• **Problem details**: Would you give the number of lines below in which the string "title" appears? Nothing else is needed.

• **Material provided**:
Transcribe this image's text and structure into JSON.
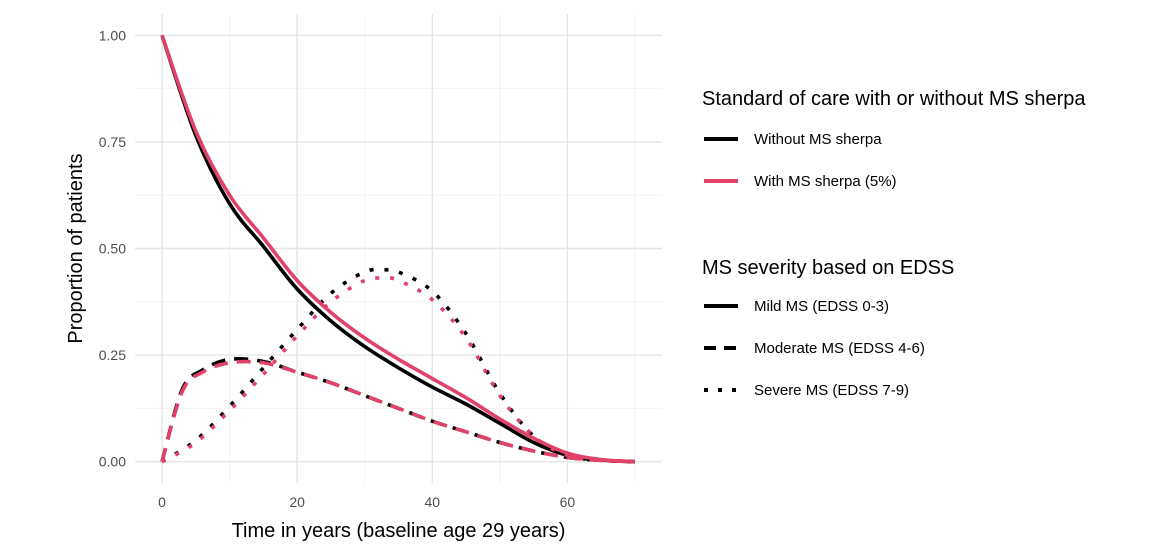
{
  "chart_data": {
    "type": "line",
    "xlabel": "Time in years (baseline age 29 years)",
    "ylabel": "Proportion of patients",
    "xlim": [
      -4,
      74
    ],
    "ylim": [
      -0.05,
      1.05
    ],
    "x_ticks": [
      0,
      20,
      40,
      60
    ],
    "x_tick_labels": [
      "0",
      "20",
      "40",
      "60"
    ],
    "y_ticks": [
      0,
      0.25,
      0.5,
      0.75,
      1.0
    ],
    "y_tick_labels": [
      "0.00",
      "0.25",
      "0.50",
      "0.75",
      "1.00"
    ],
    "grid": true,
    "legends": [
      {
        "title": "Standard of care with or without MS sherpa",
        "entries": [
          {
            "label": "Without MS sherpa",
            "color": "#000000",
            "style": "solid"
          },
          {
            "label": "With MS sherpa (5%)",
            "color": "#e0426a",
            "style": "solid"
          }
        ]
      },
      {
        "title": "MS severity based on EDSS",
        "entries": [
          {
            "label": "Mild MS (EDSS 0-3)",
            "color": "#000000",
            "style": "solid"
          },
          {
            "label": "Moderate MS (EDSS 4-6)",
            "color": "#000000",
            "style": "dashed"
          },
          {
            "label": "Severe MS (EDSS 7-9)",
            "color": "#000000",
            "style": "dotted"
          }
        ]
      }
    ],
    "series": [
      {
        "treatment": "Without MS sherpa",
        "severity": "Mild MS (EDSS 0-3)",
        "color": "#000000",
        "style": "solid",
        "x": [
          0,
          5,
          10,
          15,
          20,
          25,
          30,
          35,
          40,
          45,
          50,
          55,
          60,
          65,
          70
        ],
        "y": [
          1.0,
          0.765,
          0.605,
          0.505,
          0.405,
          0.33,
          0.27,
          0.22,
          0.175,
          0.135,
          0.09,
          0.045,
          0.015,
          0.004,
          0.0
        ]
      },
      {
        "treatment": "With MS sherpa (5%)",
        "severity": "Mild MS (EDSS 0-3)",
        "color": "#e0426a",
        "style": "solid",
        "x": [
          0,
          5,
          10,
          15,
          20,
          25,
          30,
          35,
          40,
          45,
          50,
          55,
          60,
          65,
          70
        ],
        "y": [
          1.0,
          0.775,
          0.625,
          0.525,
          0.425,
          0.35,
          0.29,
          0.24,
          0.195,
          0.15,
          0.1,
          0.055,
          0.02,
          0.005,
          0.0
        ]
      },
      {
        "treatment": "Without MS sherpa",
        "severity": "Moderate MS (EDSS 4-6)",
        "color": "#000000",
        "style": "dashed",
        "x": [
          0,
          3,
          6,
          10,
          15,
          20,
          25,
          30,
          35,
          40,
          45,
          50,
          55,
          60,
          65,
          70
        ],
        "y": [
          0.0,
          0.17,
          0.215,
          0.24,
          0.235,
          0.21,
          0.185,
          0.155,
          0.125,
          0.095,
          0.07,
          0.045,
          0.025,
          0.01,
          0.003,
          0.0
        ]
      },
      {
        "treatment": "With MS sherpa (5%)",
        "severity": "Moderate MS (EDSS 4-6)",
        "color": "#e0426a",
        "style": "dashed",
        "x": [
          0,
          3,
          6,
          10,
          15,
          20,
          25,
          30,
          35,
          40,
          45,
          50,
          55,
          60,
          65,
          70
        ],
        "y": [
          0.0,
          0.165,
          0.21,
          0.232,
          0.232,
          0.21,
          0.185,
          0.155,
          0.125,
          0.095,
          0.07,
          0.045,
          0.025,
          0.01,
          0.003,
          0.0
        ]
      },
      {
        "treatment": "Without MS sherpa",
        "severity": "Severe MS (EDSS 7-9)",
        "color": "#000000",
        "style": "dotted",
        "x": [
          0,
          5,
          10,
          15,
          20,
          25,
          30,
          33,
          35,
          40,
          45,
          50,
          55,
          60,
          65,
          70
        ],
        "y": [
          0.0,
          0.05,
          0.13,
          0.22,
          0.31,
          0.395,
          0.445,
          0.45,
          0.445,
          0.4,
          0.3,
          0.16,
          0.06,
          0.015,
          0.003,
          0.0
        ]
      },
      {
        "treatment": "With MS sherpa (5%)",
        "severity": "Severe MS (EDSS 7-9)",
        "color": "#e0426a",
        "style": "dotted",
        "x": [
          0,
          5,
          10,
          15,
          20,
          25,
          30,
          33,
          35,
          40,
          45,
          50,
          55,
          60,
          65,
          70
        ],
        "y": [
          0.0,
          0.045,
          0.12,
          0.205,
          0.295,
          0.375,
          0.425,
          0.43,
          0.425,
          0.38,
          0.29,
          0.155,
          0.06,
          0.015,
          0.003,
          0.0
        ]
      }
    ]
  }
}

• **Exercise result**: 2